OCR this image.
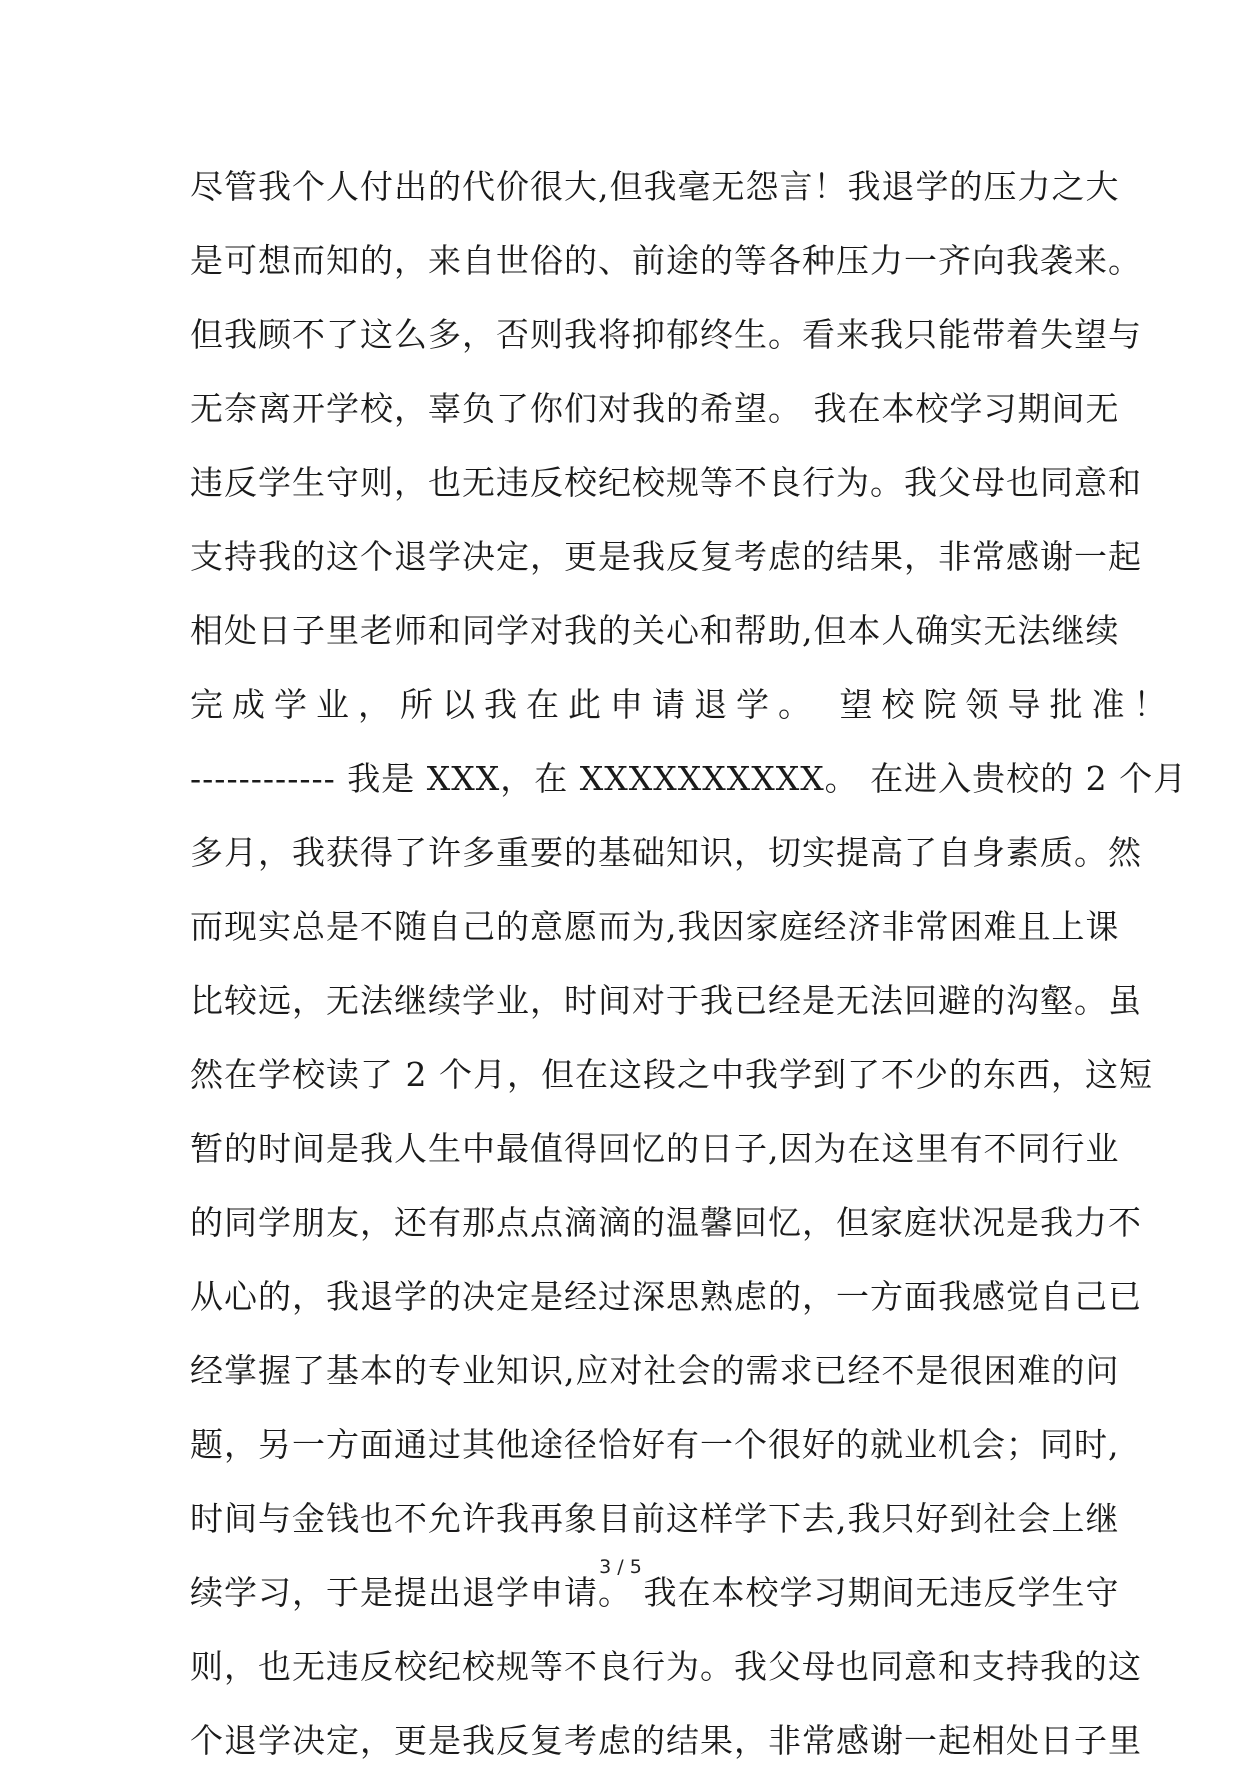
尽管我个人付出的代价很大,但我毫无怨言！我退学的压力之大
是可想而知的，来自世俗的、前途的等各种压力一齐向我袭来。
但我顾不了这么多，否则我将抑郁终生。看来我只能带着失望与
无奈离开学校，辜负了你们对我的希望。 我在本校学习期间无
违反学生守则，也无违反校纪校规等不良行为。我父母也同意和
支持我的这个退学决定，更是我反复考虑的结果，非常感谢一起
相处日子里老师和同学对我的关心和帮助,但本人确实无法继续
完成学业，所以我在此申请退学。 望校院领导批准！
------------ 我是 XXX，在 XXXXXXXXXX。 在进入贵校的 2 个月
多月，我获得了许多重要的基础知识，切实提高了自身素质。然
而现实总是不随自己的意愿而为,我因家庭经济非常困难且上课
比较远，无法继续学业，时间对于我已经是无法回避的沟壑。虽
然在学校读了 2 个月，但在这段之中我学到了不少的东西，这短
暂的时间是我人生中最值得回忆的日子,因为在这里有不同行业
的同学朋友，还有那点点滴滴的温馨回忆，但家庭状况是我力不
从心的，我退学的决定是经过深思熟虑的，一方面我感觉自己已
经掌握了基本的专业知识,应对社会的需求已经不是很困难的问
题，另一方面通过其他途径恰好有一个很好的就业机会；同时,
时间与金钱也不允许我再象目前这样学下去,我只好到社会上继
续学习，于是提出退学申请。 我在本校学习期间无违反学生守
则，也无违反校纪校规等不良行为。我父母也同意和支持我的这
个退学决定，更是我反复考虑的结果，非常感谢一起相处日子里
3 / 5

• [Requirements]
Return all of the entries word for word, but omit the pictures.

• [Output of the task]
OCR this image.
尽管我个人付出的代价很大,但我毫无怨言！我退学的压力之大
是可想而知的，来自世俗的、前途的等各种压力一齐向我袭来。
但我顾不了这么多，否则我将抑郁终生。看来我只能带着失望与
无奈离开学校，辜负了你们对我的希望。 我在本校学习期间无
违反学生守则，也无违反校纪校规等不良行为。我父母也同意和
支持我的这个退学决定，更是我反复考虑的结果，非常感谢一起
相处日子里老师和同学对我的关心和帮助,但本人确实无法继续
完成学业，所以我在此申请退学。 望校院领导批准！
------------ 我是 XXX，在 XXXXXXXXXX。 在进入贵校的 2 个月
多月，我获得了许多重要的基础知识，切实提高了自身素质。然
而现实总是不随自己的意愿而为,我因家庭经济非常困难且上课
比较远，无法继续学业，时间对于我已经是无法回避的沟壑。虽
然在学校读了 2 个月，但在这段之中我学到了不少的东西，这短
暂的时间是我人生中最值得回忆的日子,因为在这里有不同行业
的同学朋友，还有那点点滴滴的温馨回忆，但家庭状况是我力不
从心的，我退学的决定是经过深思熟虑的，一方面我感觉自己已
经掌握了基本的专业知识,应对社会的需求已经不是很困难的问
题，另一方面通过其他途径恰好有一个很好的就业机会；同时,
时间与金钱也不允许我再象目前这样学下去,我只好到社会上继
续学习，于是提出退学申请。 我在本校学习期间无违反学生守
则，也无违反校纪校规等不良行为。我父母也同意和支持我的这
个退学决定，更是我反复考虑的结果，非常感谢一起相处日子里
3 / 5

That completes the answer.